> WORK TO COMPLETE: Extract each line of the data below exactly as written.

-- Start of DATASET --

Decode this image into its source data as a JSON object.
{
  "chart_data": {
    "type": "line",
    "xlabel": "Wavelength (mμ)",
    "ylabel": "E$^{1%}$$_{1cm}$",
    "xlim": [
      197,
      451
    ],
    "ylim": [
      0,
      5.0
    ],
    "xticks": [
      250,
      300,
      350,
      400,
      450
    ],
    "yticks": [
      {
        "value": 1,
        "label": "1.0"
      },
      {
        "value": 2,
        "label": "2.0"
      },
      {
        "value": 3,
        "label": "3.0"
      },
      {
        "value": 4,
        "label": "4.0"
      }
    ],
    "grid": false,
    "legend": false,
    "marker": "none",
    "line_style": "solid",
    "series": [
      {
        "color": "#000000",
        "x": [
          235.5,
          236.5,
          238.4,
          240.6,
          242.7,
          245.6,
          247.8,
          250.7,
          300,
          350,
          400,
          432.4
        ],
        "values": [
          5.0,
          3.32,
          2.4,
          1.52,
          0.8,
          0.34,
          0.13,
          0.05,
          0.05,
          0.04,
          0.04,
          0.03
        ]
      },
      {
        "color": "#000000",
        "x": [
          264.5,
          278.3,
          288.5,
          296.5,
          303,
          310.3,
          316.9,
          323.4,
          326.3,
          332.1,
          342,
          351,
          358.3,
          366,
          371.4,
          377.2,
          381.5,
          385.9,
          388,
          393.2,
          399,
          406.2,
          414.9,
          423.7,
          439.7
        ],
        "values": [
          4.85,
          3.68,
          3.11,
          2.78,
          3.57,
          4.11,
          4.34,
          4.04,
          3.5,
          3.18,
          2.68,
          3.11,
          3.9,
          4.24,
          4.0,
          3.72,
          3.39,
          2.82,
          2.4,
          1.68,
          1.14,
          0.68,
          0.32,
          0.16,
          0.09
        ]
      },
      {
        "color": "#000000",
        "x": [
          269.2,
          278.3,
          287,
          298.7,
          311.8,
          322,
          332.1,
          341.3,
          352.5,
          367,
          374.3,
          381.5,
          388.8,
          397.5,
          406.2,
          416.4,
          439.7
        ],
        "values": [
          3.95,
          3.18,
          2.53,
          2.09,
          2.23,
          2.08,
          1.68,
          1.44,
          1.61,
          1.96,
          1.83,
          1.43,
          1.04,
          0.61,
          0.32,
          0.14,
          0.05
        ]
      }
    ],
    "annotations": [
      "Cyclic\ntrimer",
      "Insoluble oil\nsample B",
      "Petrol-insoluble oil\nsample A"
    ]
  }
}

-- End of DATASET --

> SOLUTION FOR THIS EXERCISE:
Decode this image into its source data as a JSON object.
{
  "chart_data": {
    "type": "line",
    "xlabel": "Wavelength (mμ)",
    "ylabel": "E$^{1%}$$_{1cm}$",
    "xlim": [
      197,
      451
    ],
    "ylim": [
      0,
      5.0
    ],
    "xticks": [
      250,
      300,
      350,
      400,
      450
    ],
    "yticks": [
      {
        "value": 1,
        "label": "1.0"
      },
      {
        "value": 2,
        "label": "2.0"
      },
      {
        "value": 3,
        "label": "3.0"
      },
      {
        "value": 4,
        "label": "4.0"
      }
    ],
    "grid": false,
    "legend": false,
    "marker": "none",
    "line_style": "solid",
    "series": [
      {
        "color": "#000000",
        "x": [
          235.5,
          236.5,
          238.4,
          240.6,
          242.7,
          245.6,
          247.8,
          250.7,
          300,
          350,
          400,
          432.4
        ],
        "values": [
          5.0,
          3.32,
          2.4,
          1.52,
          0.8,
          0.34,
          0.13,
          0.05,
          0.05,
          0.04,
          0.04,
          0.03
        ]
      },
      {
        "color": "#000000",
        "x": [
          264.5,
          278.3,
          288.5,
          296.5,
          303,
          310.3,
          316.9,
          323.4,
          326.3,
          332.1,
          342,
          351,
          358.3,
          366,
          371.4,
          377.2,
          381.5,
          385.9,
          388,
          393.2,
          399,
          406.2,
          414.9,
          423.7,
          439.7
        ],
        "values": [
          4.85,
          3.68,
          3.11,
          2.78,
          3.57,
          4.11,
          4.34,
          4.04,
          3.5,
          3.18,
          2.68,
          3.11,
          3.9,
          4.24,
          4.0,
          3.72,
          3.39,
          2.82,
          2.4,
          1.68,
          1.14,
          0.68,
          0.32,
          0.16,
          0.09
        ]
      },
      {
        "color": "#000000",
        "x": [
          269.2,
          278.3,
          287,
          298.7,
          311.8,
          322,
          332.1,
          341.3,
          352.5,
          367,
          374.3,
          381.5,
          388.8,
          397.5,
          406.2,
          416.4,
          439.7
        ],
        "values": [
          3.95,
          3.18,
          2.53,
          2.09,
          2.23,
          2.08,
          1.68,
          1.44,
          1.61,
          1.96,
          1.83,
          1.43,
          1.04,
          0.61,
          0.32,
          0.14,
          0.05
        ]
      }
    ],
    "annotations": [
      "Cyclic\ntrimer",
      "Insoluble oil\nsample B",
      "Petrol-insoluble oil\nsample A"
    ]
  }
}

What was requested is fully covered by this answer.